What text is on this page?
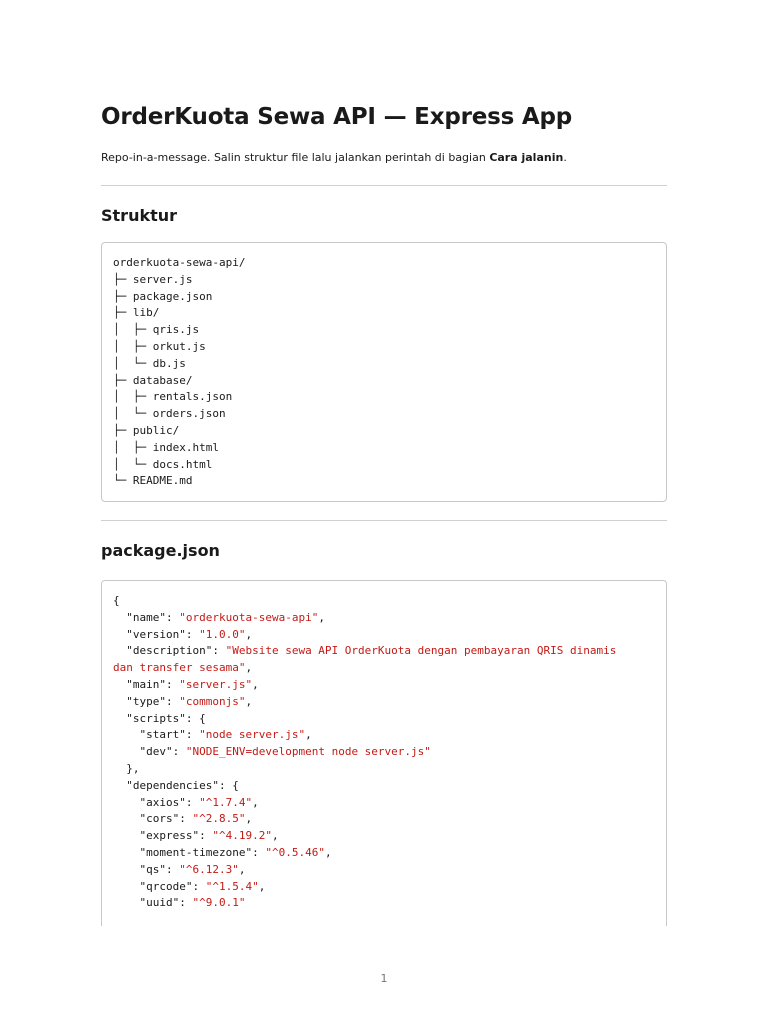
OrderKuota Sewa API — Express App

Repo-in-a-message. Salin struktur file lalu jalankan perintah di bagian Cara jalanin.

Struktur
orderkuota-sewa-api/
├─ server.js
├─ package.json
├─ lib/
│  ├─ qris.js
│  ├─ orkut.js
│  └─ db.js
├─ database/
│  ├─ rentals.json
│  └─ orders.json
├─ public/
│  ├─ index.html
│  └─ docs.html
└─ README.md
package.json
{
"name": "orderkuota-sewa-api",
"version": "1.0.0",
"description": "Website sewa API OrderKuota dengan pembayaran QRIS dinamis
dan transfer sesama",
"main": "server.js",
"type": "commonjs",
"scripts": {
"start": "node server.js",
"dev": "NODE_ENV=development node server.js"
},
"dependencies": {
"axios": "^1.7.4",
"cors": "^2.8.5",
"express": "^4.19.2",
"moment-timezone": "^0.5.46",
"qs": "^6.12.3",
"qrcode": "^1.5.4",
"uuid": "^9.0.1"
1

────────

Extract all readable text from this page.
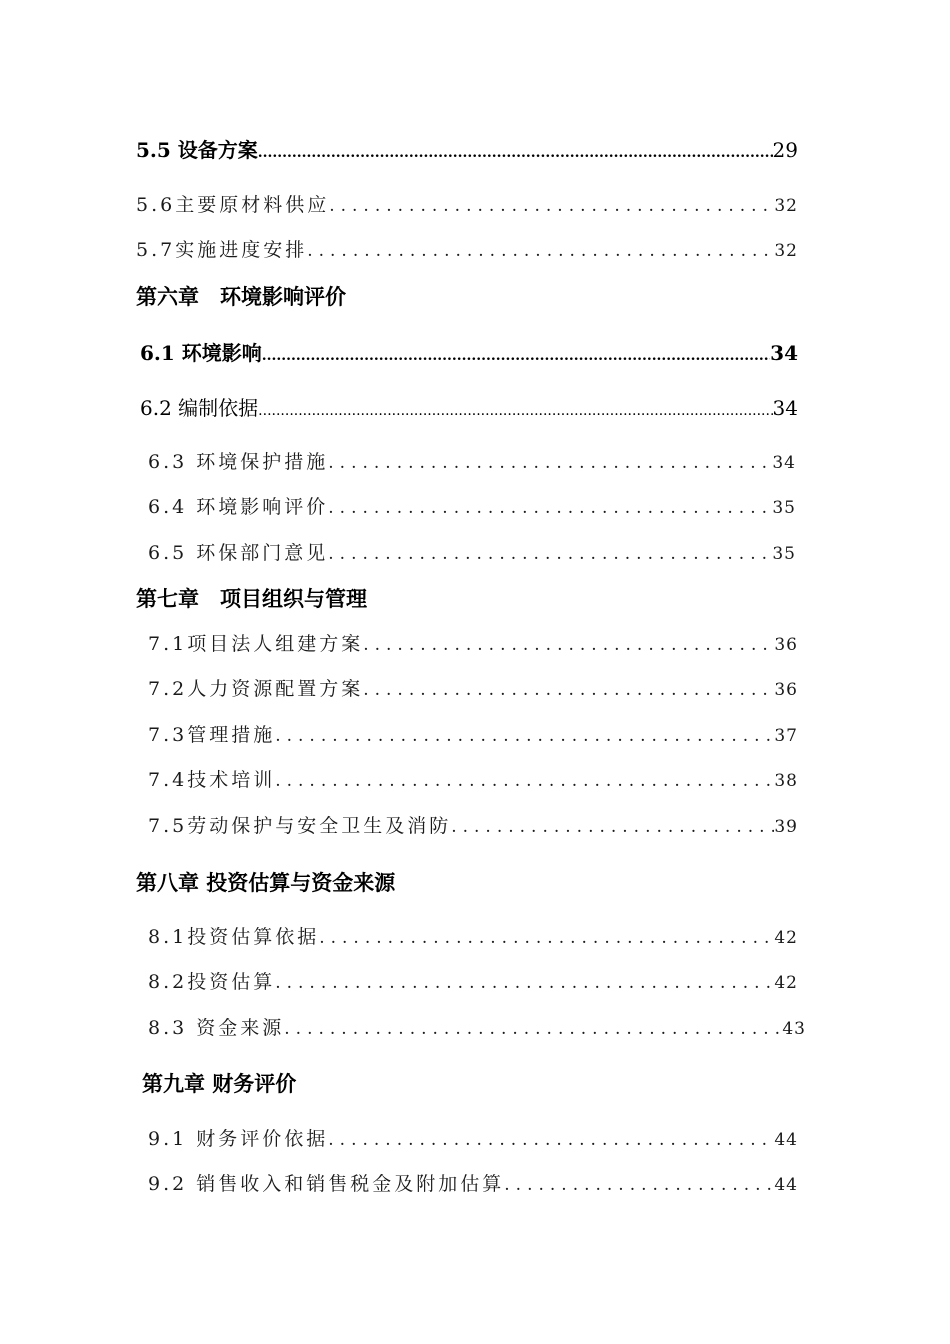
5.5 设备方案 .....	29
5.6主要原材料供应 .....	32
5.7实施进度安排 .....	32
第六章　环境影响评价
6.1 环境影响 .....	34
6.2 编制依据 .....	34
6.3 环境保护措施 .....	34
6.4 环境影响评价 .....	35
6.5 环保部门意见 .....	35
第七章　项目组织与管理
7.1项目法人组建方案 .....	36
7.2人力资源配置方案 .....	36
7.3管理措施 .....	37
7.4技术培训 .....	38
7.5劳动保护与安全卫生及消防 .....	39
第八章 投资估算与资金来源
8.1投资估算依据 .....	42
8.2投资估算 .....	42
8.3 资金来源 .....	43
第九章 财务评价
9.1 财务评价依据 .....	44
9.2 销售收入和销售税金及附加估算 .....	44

────────

#### SHORT EXERCISE:
Go over the data above and copy every line that has the word "node" in it.

#### TASK SOLUTION:
"start": "node server.js",
"dev": "NODE_ENV=development node server.js"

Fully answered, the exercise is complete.